● **ENTRIES**

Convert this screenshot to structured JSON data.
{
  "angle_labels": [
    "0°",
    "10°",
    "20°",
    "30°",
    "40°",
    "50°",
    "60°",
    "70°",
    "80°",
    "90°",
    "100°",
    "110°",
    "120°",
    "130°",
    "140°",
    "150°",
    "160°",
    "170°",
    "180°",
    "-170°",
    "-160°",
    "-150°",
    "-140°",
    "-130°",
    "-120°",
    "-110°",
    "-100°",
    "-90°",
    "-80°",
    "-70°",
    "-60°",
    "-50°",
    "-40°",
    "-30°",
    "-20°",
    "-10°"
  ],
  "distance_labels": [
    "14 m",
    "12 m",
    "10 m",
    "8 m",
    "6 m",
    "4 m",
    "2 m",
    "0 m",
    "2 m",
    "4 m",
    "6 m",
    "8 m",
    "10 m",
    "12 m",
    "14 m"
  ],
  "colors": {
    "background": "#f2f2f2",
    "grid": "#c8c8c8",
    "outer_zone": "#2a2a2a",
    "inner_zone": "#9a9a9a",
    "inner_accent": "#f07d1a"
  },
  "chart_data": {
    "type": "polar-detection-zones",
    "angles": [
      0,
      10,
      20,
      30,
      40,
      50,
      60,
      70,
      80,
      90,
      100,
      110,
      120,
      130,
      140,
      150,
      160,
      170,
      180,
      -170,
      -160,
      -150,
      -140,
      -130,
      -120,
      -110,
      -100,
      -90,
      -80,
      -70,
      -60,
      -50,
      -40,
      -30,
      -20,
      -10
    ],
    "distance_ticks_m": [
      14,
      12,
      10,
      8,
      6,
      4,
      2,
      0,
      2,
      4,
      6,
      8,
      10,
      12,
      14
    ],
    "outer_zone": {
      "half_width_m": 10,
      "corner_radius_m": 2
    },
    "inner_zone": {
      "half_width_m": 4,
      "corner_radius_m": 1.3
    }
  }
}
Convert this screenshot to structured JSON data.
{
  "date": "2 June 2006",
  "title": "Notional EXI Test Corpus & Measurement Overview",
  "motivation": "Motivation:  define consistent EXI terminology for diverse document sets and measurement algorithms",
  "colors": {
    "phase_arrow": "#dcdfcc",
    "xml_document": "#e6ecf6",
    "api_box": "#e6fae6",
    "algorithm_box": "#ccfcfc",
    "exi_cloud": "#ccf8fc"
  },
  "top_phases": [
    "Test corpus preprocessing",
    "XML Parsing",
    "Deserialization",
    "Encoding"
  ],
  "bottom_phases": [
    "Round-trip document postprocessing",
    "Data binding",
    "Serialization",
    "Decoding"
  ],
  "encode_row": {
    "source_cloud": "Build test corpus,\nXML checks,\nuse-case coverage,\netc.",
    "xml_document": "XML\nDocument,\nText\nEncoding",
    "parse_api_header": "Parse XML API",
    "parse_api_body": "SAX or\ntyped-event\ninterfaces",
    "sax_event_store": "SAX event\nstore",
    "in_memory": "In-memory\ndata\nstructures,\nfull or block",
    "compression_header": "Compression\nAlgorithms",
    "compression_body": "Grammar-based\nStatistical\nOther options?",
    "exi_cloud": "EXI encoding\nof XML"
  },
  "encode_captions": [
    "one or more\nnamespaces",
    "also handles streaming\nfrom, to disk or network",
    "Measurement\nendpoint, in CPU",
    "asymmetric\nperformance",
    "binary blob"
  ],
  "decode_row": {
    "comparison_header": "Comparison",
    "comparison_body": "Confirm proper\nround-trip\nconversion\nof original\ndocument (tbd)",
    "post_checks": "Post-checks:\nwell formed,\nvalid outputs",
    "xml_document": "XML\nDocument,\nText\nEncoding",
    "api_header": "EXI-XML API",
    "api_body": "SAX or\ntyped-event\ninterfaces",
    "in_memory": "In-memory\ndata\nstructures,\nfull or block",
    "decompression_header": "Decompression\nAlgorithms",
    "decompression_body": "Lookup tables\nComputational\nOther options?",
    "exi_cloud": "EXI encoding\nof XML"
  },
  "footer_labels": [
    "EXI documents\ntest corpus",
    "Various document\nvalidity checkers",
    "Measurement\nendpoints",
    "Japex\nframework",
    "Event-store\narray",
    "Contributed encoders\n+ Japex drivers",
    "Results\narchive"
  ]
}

● **PROBLEM STATEMENT**
Each record must be returned exactly as it is written.

● **TASK SOLUTION**
Convert this screenshot to structured JSON data.
{
  "angle_labels": [
    "0°",
    "10°",
    "20°",
    "30°",
    "40°",
    "50°",
    "60°",
    "70°",
    "80°",
    "90°",
    "100°",
    "110°",
    "120°",
    "130°",
    "140°",
    "150°",
    "160°",
    "170°",
    "180°",
    "-170°",
    "-160°",
    "-150°",
    "-140°",
    "-130°",
    "-120°",
    "-110°",
    "-100°",
    "-90°",
    "-80°",
    "-70°",
    "-60°",
    "-50°",
    "-40°",
    "-30°",
    "-20°",
    "-10°"
  ],
  "distance_labels": [
    "14 m",
    "12 m",
    "10 m",
    "8 m",
    "6 m",
    "4 m",
    "2 m",
    "0 m",
    "2 m",
    "4 m",
    "6 m",
    "8 m",
    "10 m",
    "12 m",
    "14 m"
  ],
  "colors": {
    "background": "#f2f2f2",
    "grid": "#c8c8c8",
    "outer_zone": "#2a2a2a",
    "inner_zone": "#9a9a9a",
    "inner_accent": "#f07d1a"
  },
  "chart_data": {
    "type": "polar-detection-zones",
    "angles": [
      0,
      10,
      20,
      30,
      40,
      50,
      60,
      70,
      80,
      90,
      100,
      110,
      120,
      130,
      140,
      150,
      160,
      170,
      180,
      -170,
      -160,
      -150,
      -140,
      -130,
      -120,
      -110,
      -100,
      -90,
      -80,
      -70,
      -60,
      -50,
      -40,
      -30,
      -20,
      -10
    ],
    "distance_ticks_m": [
      14,
      12,
      10,
      8,
      6,
      4,
      2,
      0,
      2,
      4,
      6,
      8,
      10,
      12,
      14
    ],
    "outer_zone": {
      "half_width_m": 10,
      "corner_radius_m": 2
    },
    "inner_zone": {
      "half_width_m": 4,
      "corner_radius_m": 1.3
    }
  }
}
Convert this screenshot to structured JSON data.
{
  "date": "2 June 2006",
  "title": "Notional EXI Test Corpus & Measurement Overview",
  "motivation": "Motivation:  define consistent EXI terminology for diverse document sets and measurement algorithms",
  "colors": {
    "phase_arrow": "#dcdfcc",
    "xml_document": "#e6ecf6",
    "api_box": "#e6fae6",
    "algorithm_box": "#ccfcfc",
    "exi_cloud": "#ccf8fc"
  },
  "top_phases": [
    "Test corpus preprocessing",
    "XML Parsing",
    "Deserialization",
    "Encoding"
  ],
  "bottom_phases": [
    "Round-trip document postprocessing",
    "Data binding",
    "Serialization",
    "Decoding"
  ],
  "encode_row": {
    "source_cloud": "Build test corpus,\nXML checks,\nuse-case coverage,\netc.",
    "xml_document": "XML\nDocument,\nText\nEncoding",
    "parse_api_header": "Parse XML API",
    "parse_api_body": "SAX or\ntyped-event\ninterfaces",
    "sax_event_store": "SAX event\nstore",
    "in_memory": "In-memory\ndata\nstructures,\nfull or block",
    "compression_header": "Compression\nAlgorithms",
    "compression_body": "Grammar-based\nStatistical\nOther options?",
    "exi_cloud": "EXI encoding\nof XML"
  },
  "encode_captions": [
    "one or more\nnamespaces",
    "also handles streaming\nfrom, to disk or network",
    "Measurement\nendpoint, in CPU",
    "asymmetric\nperformance",
    "binary blob"
  ],
  "decode_row": {
    "comparison_header": "Comparison",
    "comparison_body": "Confirm proper\nround-trip\nconversion\nof original\ndocument (tbd)",
    "post_checks": "Post-checks:\nwell formed,\nvalid outputs",
    "xml_document": "XML\nDocument,\nText\nEncoding",
    "api_header": "EXI-XML API",
    "api_body": "SAX or\ntyped-event\ninterfaces",
    "in_memory": "In-memory\ndata\nstructures,\nfull or block",
    "decompression_header": "Decompression\nAlgorithms",
    "decompression_body": "Lookup tables\nComputational\nOther options?",
    "exi_cloud": "EXI encoding\nof XML"
  },
  "footer_labels": [
    "EXI documents\ntest corpus",
    "Various document\nvalidity checkers",
    "Measurement\nendpoints",
    "Japex\nframework",
    "Event-store\narray",
    "Contributed encoders\n+ Japex drivers",
    "Results\narchive"
  ]
}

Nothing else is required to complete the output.